> **Given request**
Exactly repeat the material, dropping every picture from the copy.

> **Data records**
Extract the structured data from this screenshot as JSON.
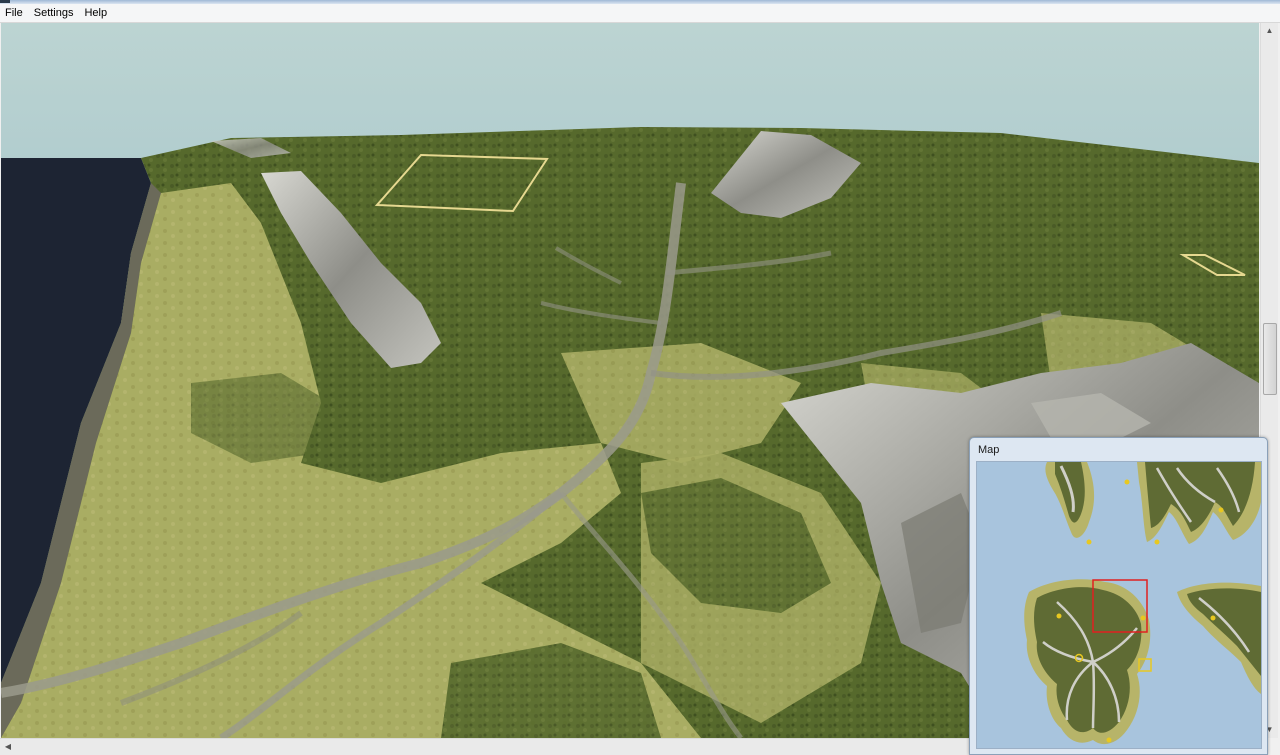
{
  "menubar": {
    "items": [
      "File",
      "Settings",
      "Help"
    ]
  },
  "map_panel": {
    "title": "Map"
  },
  "colors": {
    "sky": "#b9d1d0",
    "water_3d": "#1d2433",
    "forest": "#5a6b2f",
    "grass": "#a8ac62",
    "rock": "#9a9a94",
    "map_water": "#a8c4dd",
    "map_viewport_box": "#e02020",
    "map_marker": "#e8c820"
  },
  "status": {
    "text": ""
  }
}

> **Full response**
Extract the structured data from this screenshot as JSON.
{
  "menubar": {
    "items": [
      "File",
      "Settings",
      "Help"
    ]
  },
  "map_panel": {
    "title": "Map"
  },
  "colors": {
    "sky": "#b9d1d0",
    "water_3d": "#1d2433",
    "forest": "#5a6b2f",
    "grass": "#a8ac62",
    "rock": "#9a9a94",
    "map_water": "#a8c4dd",
    "map_viewport_box": "#e02020",
    "map_marker": "#e8c820"
  },
  "status": {
    "text": ""
  }
}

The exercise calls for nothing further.